Stated goal: Go through the records and copy each line where the word "②在施工过程中" occurs.

Stored data entries:
## Start

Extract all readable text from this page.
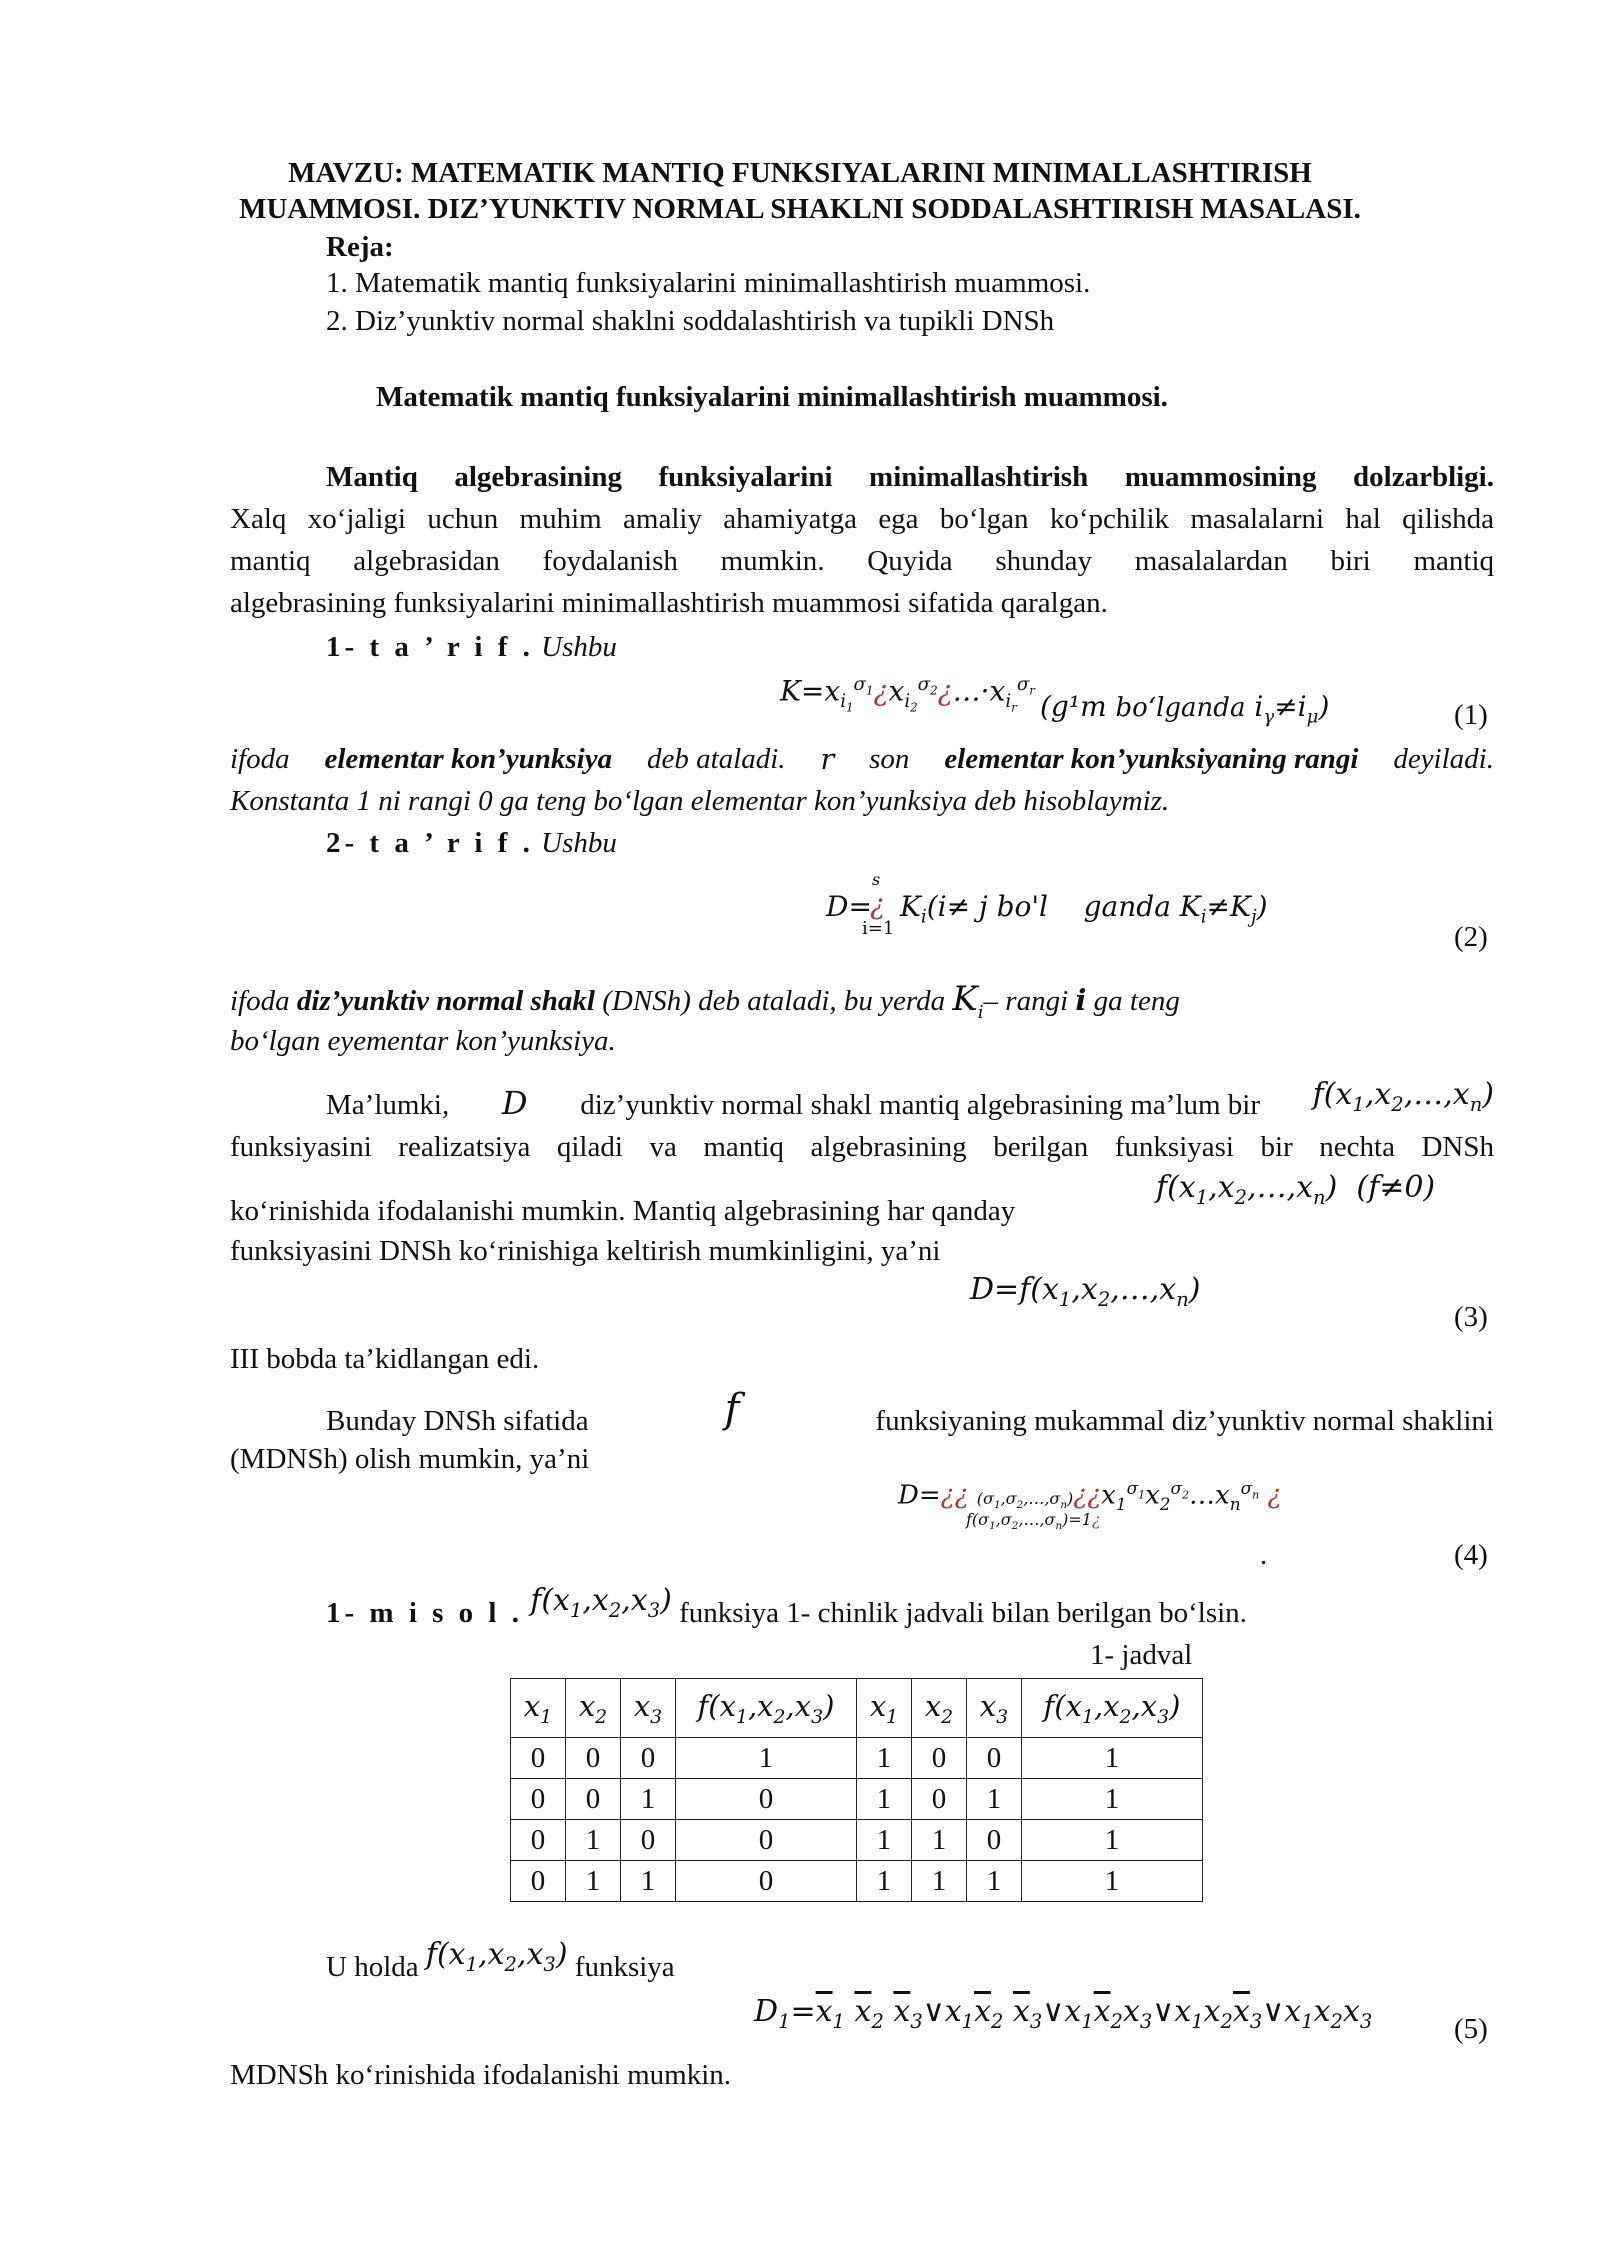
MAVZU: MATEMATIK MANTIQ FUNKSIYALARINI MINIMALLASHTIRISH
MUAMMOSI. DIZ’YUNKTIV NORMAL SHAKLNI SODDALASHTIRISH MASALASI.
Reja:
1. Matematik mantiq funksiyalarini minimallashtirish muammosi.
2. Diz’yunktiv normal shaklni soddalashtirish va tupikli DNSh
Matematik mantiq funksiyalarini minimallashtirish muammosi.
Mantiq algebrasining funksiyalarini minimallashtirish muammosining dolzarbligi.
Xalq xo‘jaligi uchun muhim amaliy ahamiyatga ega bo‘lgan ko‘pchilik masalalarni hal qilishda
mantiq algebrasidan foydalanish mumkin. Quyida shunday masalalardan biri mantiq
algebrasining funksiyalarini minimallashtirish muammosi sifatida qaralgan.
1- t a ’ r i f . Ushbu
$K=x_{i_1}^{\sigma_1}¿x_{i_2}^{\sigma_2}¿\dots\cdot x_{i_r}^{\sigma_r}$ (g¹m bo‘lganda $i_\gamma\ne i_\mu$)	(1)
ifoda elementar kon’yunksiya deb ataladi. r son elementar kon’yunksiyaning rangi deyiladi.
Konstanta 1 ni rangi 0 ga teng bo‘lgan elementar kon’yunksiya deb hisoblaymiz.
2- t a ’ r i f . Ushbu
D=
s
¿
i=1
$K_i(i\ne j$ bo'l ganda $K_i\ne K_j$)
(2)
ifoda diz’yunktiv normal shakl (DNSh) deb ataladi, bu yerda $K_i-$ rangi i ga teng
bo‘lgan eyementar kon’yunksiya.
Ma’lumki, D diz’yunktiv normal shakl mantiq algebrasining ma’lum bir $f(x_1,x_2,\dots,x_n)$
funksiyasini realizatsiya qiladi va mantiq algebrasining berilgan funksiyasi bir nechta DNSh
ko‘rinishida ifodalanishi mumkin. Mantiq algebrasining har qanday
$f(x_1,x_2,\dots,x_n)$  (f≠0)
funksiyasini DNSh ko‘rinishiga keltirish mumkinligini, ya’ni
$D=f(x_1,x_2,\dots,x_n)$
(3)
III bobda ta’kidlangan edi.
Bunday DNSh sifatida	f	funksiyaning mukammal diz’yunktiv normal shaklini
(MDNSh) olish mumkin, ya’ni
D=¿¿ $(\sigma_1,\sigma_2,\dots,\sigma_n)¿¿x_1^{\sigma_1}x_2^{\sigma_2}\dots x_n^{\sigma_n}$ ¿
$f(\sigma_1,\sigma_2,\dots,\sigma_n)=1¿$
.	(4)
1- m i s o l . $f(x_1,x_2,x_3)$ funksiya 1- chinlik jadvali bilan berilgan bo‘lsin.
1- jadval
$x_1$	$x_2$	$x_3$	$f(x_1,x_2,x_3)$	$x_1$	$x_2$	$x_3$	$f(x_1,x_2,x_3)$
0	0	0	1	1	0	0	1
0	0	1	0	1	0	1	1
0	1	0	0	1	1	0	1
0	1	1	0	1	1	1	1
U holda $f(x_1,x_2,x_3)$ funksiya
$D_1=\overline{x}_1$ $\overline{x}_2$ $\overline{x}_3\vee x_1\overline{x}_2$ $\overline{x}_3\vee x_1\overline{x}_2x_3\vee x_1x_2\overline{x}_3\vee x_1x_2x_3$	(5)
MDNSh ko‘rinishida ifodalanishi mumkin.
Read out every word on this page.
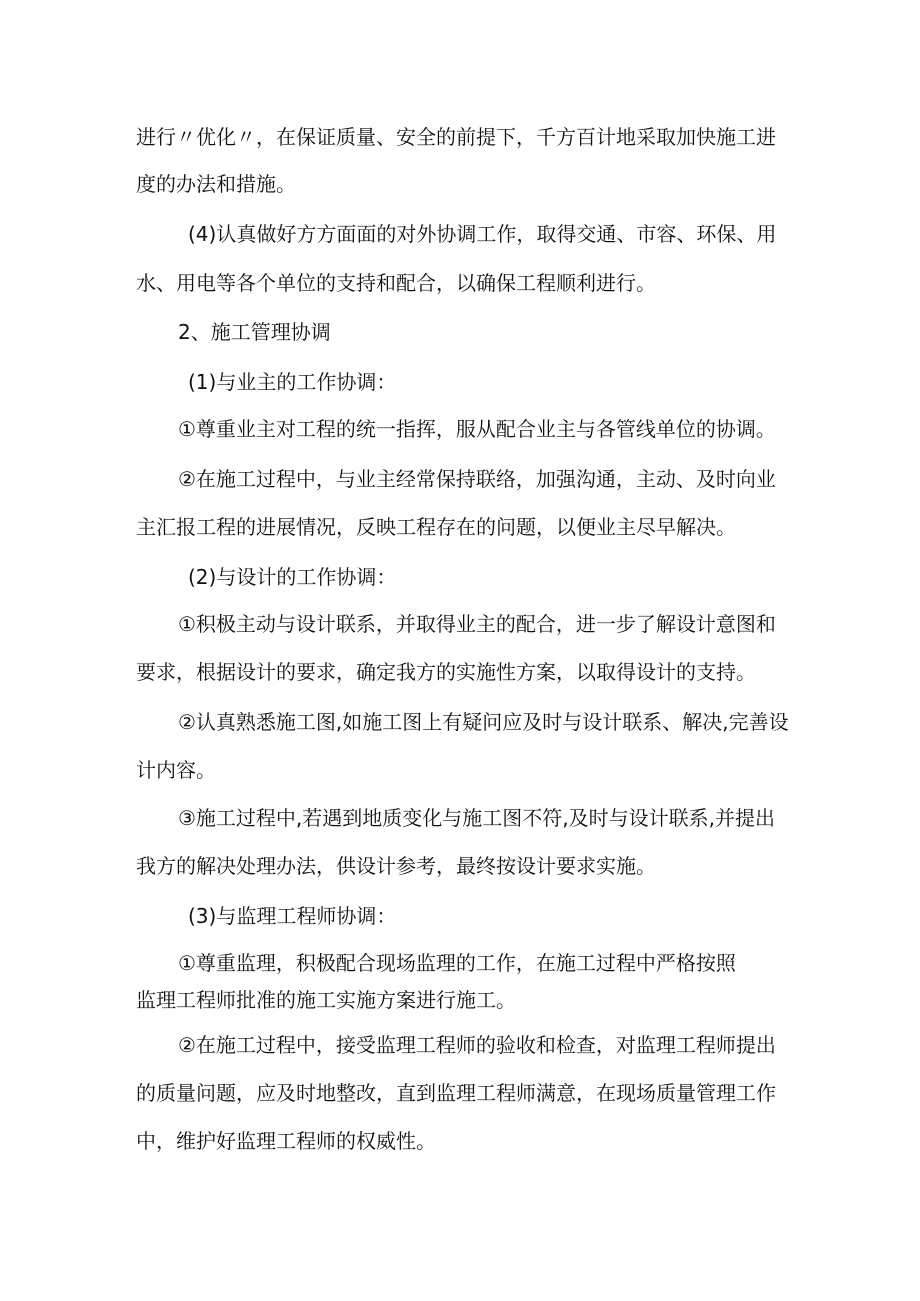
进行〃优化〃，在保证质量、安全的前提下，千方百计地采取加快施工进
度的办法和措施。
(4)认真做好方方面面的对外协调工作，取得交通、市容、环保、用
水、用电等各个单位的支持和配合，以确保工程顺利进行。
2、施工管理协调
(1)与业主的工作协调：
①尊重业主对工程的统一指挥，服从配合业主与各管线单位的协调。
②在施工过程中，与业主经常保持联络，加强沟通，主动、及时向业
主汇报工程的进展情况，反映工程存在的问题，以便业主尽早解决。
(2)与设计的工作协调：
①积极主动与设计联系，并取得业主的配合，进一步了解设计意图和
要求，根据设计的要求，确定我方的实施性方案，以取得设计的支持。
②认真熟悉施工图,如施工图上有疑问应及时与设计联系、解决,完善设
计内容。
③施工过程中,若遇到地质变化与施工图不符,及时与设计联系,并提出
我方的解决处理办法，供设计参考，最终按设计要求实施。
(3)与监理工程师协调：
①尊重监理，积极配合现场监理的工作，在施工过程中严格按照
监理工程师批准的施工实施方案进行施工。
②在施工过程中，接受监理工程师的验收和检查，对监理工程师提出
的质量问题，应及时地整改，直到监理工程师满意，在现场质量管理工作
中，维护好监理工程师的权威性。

## End

Solution for this exercise:
②在施工过程中，与业主经常保持联络，加强沟通，主动、及时向业
②在施工过程中，接受监理工程师的验收和检查，对监理工程师提出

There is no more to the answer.